Task a: Reproduce the listing word for word, beginning with its first line and ending with the line that contains "y-tick-label: 0 xyxy=(65,518,74,535)".
***** Excerpted text
By John Feffer

It's happening in Buenos Aires. It's happening in Paris and in Athens. It's even happening at the World Bank headquarters.

The global economy is finally shifting away from the model that prevailed for the last three decades. Europeans are rejecting austerity. Latin Americans are nationalizing enterprises. The next head of the World Bank has actually done effective development work.

Maybe that long-heralded "end of the Washington consensus" is finally upon us.

After the near-collapse of the global financial system four years ago, obituary writers rushed to proclaim the death of the prevailing economic philosophy known as neo-liberalism. "Wall Street's financial meltdown marks the end of an era," wrote Michael Hudson and Jeffrey Sommers in Counterpunch at the end of 2008. "What has ended is the credibility of the Washington Consensus -- open markets to foreign investors and tight money austerity programs (high interest rates and credit cutbacks) to 'cure' balance-of-payments deficits, domestic budget deficits and price inflation.

It was a tempting conclusion.
**********
***** Listed entries
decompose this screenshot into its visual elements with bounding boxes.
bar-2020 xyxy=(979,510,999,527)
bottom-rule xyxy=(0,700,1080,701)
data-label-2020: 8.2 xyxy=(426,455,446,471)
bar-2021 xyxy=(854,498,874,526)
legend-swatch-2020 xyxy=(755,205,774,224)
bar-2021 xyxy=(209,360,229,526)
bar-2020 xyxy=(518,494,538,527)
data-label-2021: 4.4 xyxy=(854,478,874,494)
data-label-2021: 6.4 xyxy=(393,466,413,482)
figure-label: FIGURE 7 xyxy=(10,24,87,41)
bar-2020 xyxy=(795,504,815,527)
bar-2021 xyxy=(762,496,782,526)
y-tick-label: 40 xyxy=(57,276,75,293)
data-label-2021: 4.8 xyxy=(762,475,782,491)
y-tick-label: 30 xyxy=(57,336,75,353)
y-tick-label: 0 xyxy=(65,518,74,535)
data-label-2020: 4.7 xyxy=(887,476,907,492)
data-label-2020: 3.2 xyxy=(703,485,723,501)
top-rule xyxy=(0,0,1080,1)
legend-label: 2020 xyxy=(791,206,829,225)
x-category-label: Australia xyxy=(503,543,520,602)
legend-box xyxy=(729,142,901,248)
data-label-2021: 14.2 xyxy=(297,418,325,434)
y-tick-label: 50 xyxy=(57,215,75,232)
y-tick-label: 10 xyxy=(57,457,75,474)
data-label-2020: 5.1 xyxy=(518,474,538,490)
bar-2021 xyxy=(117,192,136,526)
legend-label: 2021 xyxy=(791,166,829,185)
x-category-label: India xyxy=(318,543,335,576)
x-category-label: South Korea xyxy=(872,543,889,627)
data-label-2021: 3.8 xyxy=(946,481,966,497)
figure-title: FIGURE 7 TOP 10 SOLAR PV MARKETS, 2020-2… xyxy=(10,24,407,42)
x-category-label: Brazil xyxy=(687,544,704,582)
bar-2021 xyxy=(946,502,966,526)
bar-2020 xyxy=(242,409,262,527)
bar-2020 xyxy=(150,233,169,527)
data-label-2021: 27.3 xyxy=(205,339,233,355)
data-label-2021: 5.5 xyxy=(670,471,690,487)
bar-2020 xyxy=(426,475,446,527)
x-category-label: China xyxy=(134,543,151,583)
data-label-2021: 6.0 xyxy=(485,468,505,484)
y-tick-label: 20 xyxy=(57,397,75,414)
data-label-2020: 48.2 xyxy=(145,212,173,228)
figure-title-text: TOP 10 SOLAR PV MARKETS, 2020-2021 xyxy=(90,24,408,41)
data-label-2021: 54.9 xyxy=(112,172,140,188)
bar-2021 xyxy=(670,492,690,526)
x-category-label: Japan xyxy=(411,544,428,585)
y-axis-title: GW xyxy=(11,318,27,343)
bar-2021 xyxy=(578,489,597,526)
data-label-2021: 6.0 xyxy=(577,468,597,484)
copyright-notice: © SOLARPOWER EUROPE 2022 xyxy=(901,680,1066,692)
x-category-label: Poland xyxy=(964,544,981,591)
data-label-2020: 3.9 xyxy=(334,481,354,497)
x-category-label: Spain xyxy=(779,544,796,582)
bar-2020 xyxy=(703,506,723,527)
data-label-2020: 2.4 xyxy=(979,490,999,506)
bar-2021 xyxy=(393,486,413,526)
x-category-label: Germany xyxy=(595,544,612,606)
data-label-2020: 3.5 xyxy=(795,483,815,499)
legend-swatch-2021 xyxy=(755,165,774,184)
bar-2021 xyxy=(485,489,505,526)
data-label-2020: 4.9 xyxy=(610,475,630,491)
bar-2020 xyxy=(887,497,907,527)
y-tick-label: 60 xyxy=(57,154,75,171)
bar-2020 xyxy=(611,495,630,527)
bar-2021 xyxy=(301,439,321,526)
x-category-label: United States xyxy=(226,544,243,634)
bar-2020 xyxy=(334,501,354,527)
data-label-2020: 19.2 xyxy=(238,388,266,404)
**********
Task b: Continue the article on the global economy's shift away from the Washington consensus, picking up after its last sentence.

Output a:
decompose this screenshot into its visual elements with bounding boxes.
bar-2020 xyxy=(979,510,999,527)
bottom-rule xyxy=(0,700,1080,701)
data-label-2020: 8.2 xyxy=(426,455,446,471)
bar-2021 xyxy=(854,498,874,526)
legend-swatch-2020 xyxy=(755,205,774,224)
bar-2021 xyxy=(209,360,229,526)
bar-2020 xyxy=(518,494,538,527)
data-label-2021: 4.4 xyxy=(854,478,874,494)
data-label-2021: 6.4 xyxy=(393,466,413,482)
figure-label: FIGURE 7 xyxy=(10,24,87,41)
bar-2020 xyxy=(795,504,815,527)
bar-2021 xyxy=(762,496,782,526)
y-tick-label: 40 xyxy=(57,276,75,293)
data-label-2021: 4.8 xyxy=(762,475,782,491)
y-tick-label: 30 xyxy=(57,336,75,353)
y-tick-label: 0 xyxy=(65,518,74,535)

Output b:
Putting Wall Street and financial speculators at the center of the universe had generated an economic supernova, and everyone seemed to get the message. Everyone except Big Money, which never received the obituary notice. After some minor tweaking of Wall Street practices, some bailouts of enterprises deemed too big to fail, and the injection of some stimulus spending to arrest the free fall, Washington continued with business as usual. The Obama administration, like the Clinton administration before it, discovered the immense power of the bond market. The IMF and the World Bank, meanwhile, didn't fundamentally change their policies. And the European Union, led by tight-fisted Germany, continued to back austerity. All the major economic actors held to the old orthodoxy even though it flew in the face of common sense and common decency (though not in the face of the bottom line).

Wall Street's continued irrational exuberance, its lavishing of bonuses on its elite, and its pushback against even the most modest of regulations all suggest that the old Ptolemaic system -- with Wall Street and the Washington Consensus still at the center of the universe -- had not yet given way to a Copernican revolution that displaces these powerful institutions from their privileged position. Such revolutions, of course, are not made in a day. Remember: Ptolemy's system, with the earth at the center of all things, reigned for 1,300 years even as it grew inordinately complex to explain new astronomical observations. A century after the publication of the great Pole's theory of heliocentrism, Galileo still ran afoul of church authorities for his Copernican leanings. Orthodoxy dies hard.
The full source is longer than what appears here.